### WRITTEN TASK
The listing below must be repeated word for word, with its images excluded.

Entries taken from a collection:
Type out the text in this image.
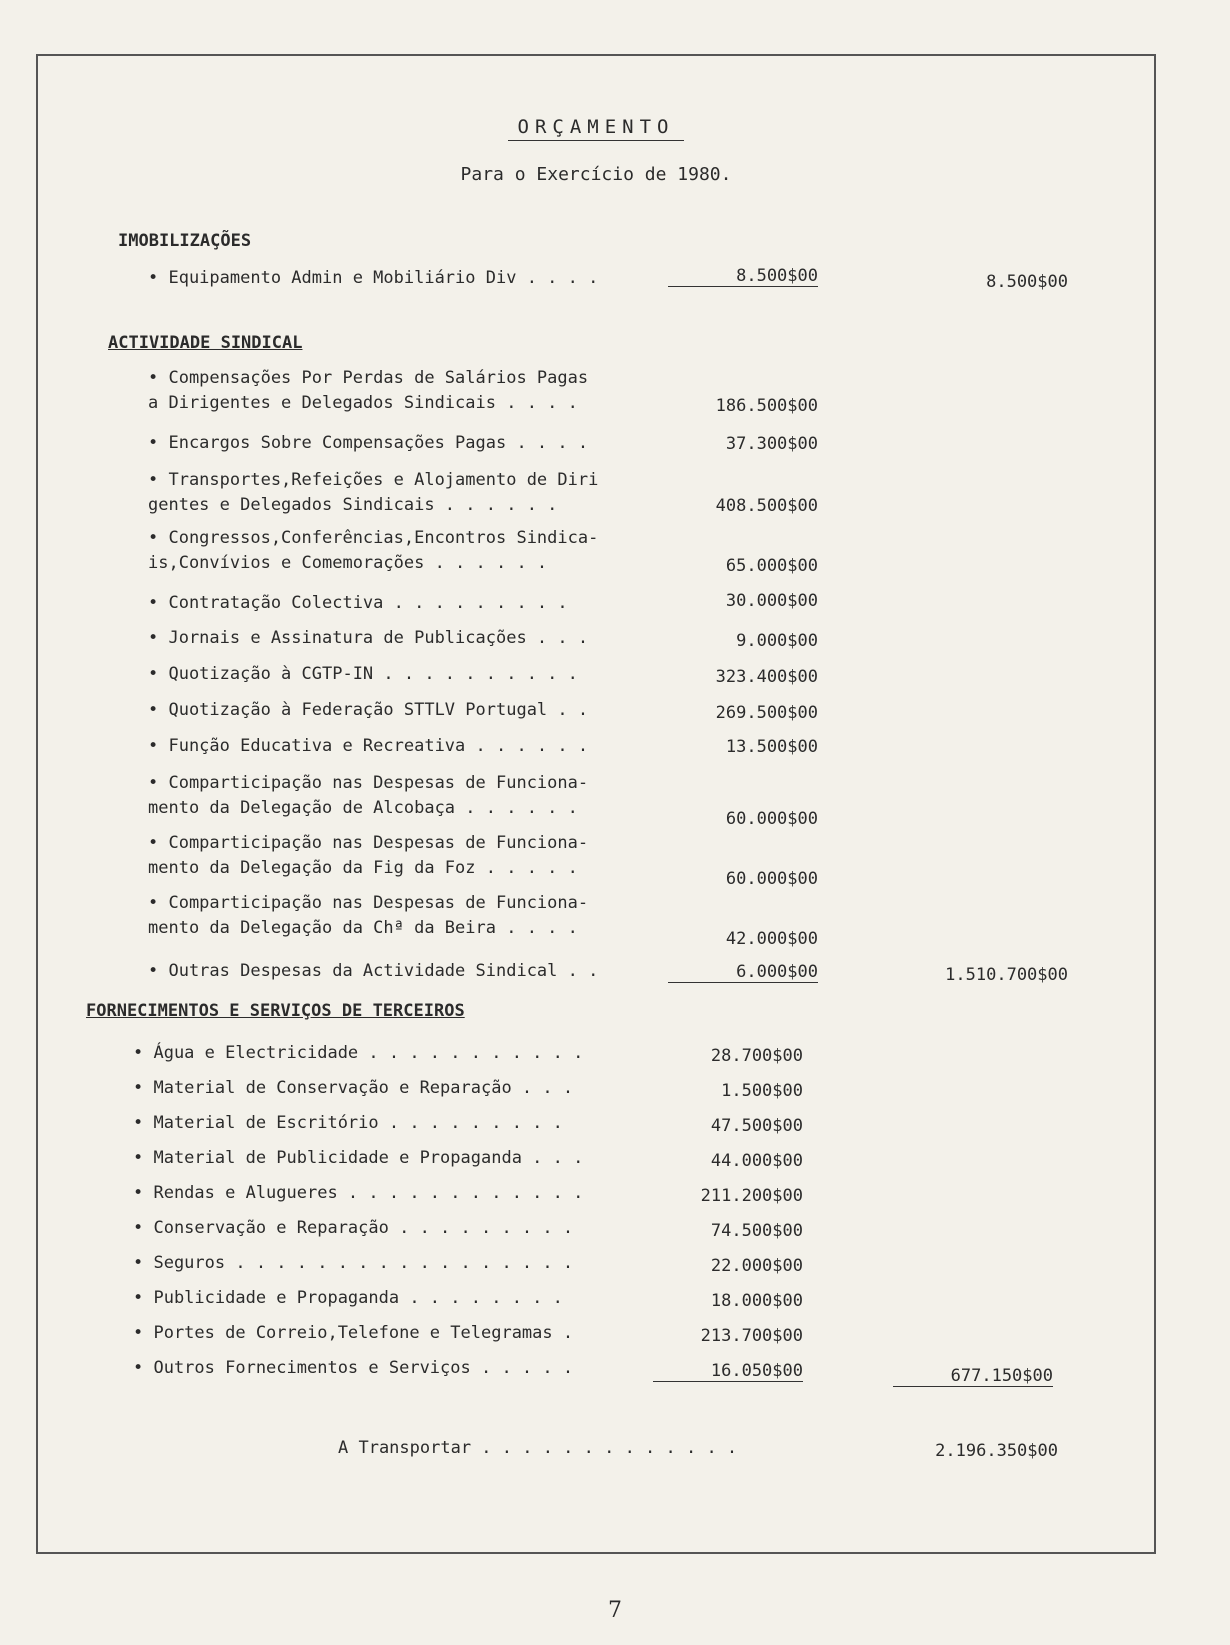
ORÇAMENTO
Para o Exercício de 1980.
IMOBILIZAÇÕES
• Equipamento Admin e Mobiliário Div . . . .	8.500$00	8.500$00
ACTIVIDADE SINDICAL
• Compensações Por Perdas de Salários Pagas
a Dirigentes e Delegados Sindicais . . . .	186.500$00
• Encargos Sobre Compensações Pagas . . . .	37.300$00
• Transportes,Refeições e Alojamento de Diri
gentes e Delegados Sindicais . . . . . .	408.500$00
• Congressos,Conferências,Encontros Sindica-
is,Convívios e Comemorações . . . . . .	65.000$00
• Contratação Colectiva . . . . . . . . .	30.000$00
• Jornais e Assinatura de Publicações . . .	9.000$00
• Quotização à CGTP-IN . . . . . . . . . .	323.400$00
• Quotização à Federação STTLV Portugal . .	269.500$00
• Função Educativa e Recreativa . . . . . .	13.500$00
• Comparticipação nas Despesas de Funciona-
mento da Delegação de Alcobaça . . . . . .
60.000$00
• Comparticipação nas Despesas de Funciona-
mento da Delegação da Fig da Foz . . . . .
60.000$00
• Comparticipação nas Despesas de Funciona-
mento da Delegação da Chª da Beira . . . .
42.000$00
• Outras Despesas da Actividade Sindical . .	6.000$00	1.510.700$00
FORNECIMENTOS E SERVIÇOS DE TERCEIROS
• Água e Electricidade . . . . . . . . . . .	28.700$00
• Material de Conservação e Reparação . . .	1.500$00
• Material de Escritório . . . . . . . . .	47.500$00
• Material de Publicidade e Propaganda . . .	44.000$00
• Rendas e Alugueres . . . . . . . . . . . .	211.200$00
• Conservação e Reparação . . . . . . . . .	74.500$00
• Seguros . . . . . . . . . . . . . . . . .	22.000$00
• Publicidade e Propaganda . . . . . . . .	18.000$00
• Portes de Correio,Telefone e Telegramas .	213.700$00
• Outros Fornecimentos e Serviços . . . . .	16.050$00	677.150$00
A Transportar . . . . . . . . . . . . .	2.196.350$00
7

### ANSWER BELOW
Type out the text in this image.
ORÇAMENTO
Para o Exercício de 1980.
IMOBILIZAÇÕES
• Equipamento Admin e Mobiliário Div . . . .	8.500$00	8.500$00
ACTIVIDADE SINDICAL
• Compensações Por Perdas de Salários Pagas
a Dirigentes e Delegados Sindicais . . . .	186.500$00
• Encargos Sobre Compensações Pagas . . . .	37.300$00
• Transportes,Refeições e Alojamento de Diri
gentes e Delegados Sindicais . . . . . .	408.500$00
• Congressos,Conferências,Encontros Sindica-
is,Convívios e Comemorações . . . . . .	65.000$00
• Contratação Colectiva . . . . . . . . .	30.000$00
• Jornais e Assinatura de Publicações . . .	9.000$00
• Quotização à CGTP-IN . . . . . . . . . .	323.400$00
• Quotização à Federação STTLV Portugal . .	269.500$00
• Função Educativa e Recreativa . . . . . .	13.500$00
• Comparticipação nas Despesas de Funciona-
mento da Delegação de Alcobaça . . . . . .
60.000$00
• Comparticipação nas Despesas de Funciona-
mento da Delegação da Fig da Foz . . . . .
60.000$00
• Comparticipação nas Despesas de Funciona-
mento da Delegação da Chª da Beira . . . .
42.000$00
• Outras Despesas da Actividade Sindical . .	6.000$00	1.510.700$00
FORNECIMENTOS E SERVIÇOS DE TERCEIROS
• Água e Electricidade . . . . . . . . . . .	28.700$00
• Material de Conservação e Reparação . . .	1.500$00
• Material de Escritório . . . . . . . . .	47.500$00
• Material de Publicidade e Propaganda . . .	44.000$00
• Rendas e Alugueres . . . . . . . . . . . .	211.200$00
• Conservação e Reparação . . . . . . . . .	74.500$00
• Seguros . . . . . . . . . . . . . . . . .	22.000$00
• Publicidade e Propaganda . . . . . . . .	18.000$00
• Portes de Correio,Telefone e Telegramas .	213.700$00
• Outros Fornecimentos e Serviços . . . . .	16.050$00	677.150$00
A Transportar . . . . . . . . . . . . .	2.196.350$00
7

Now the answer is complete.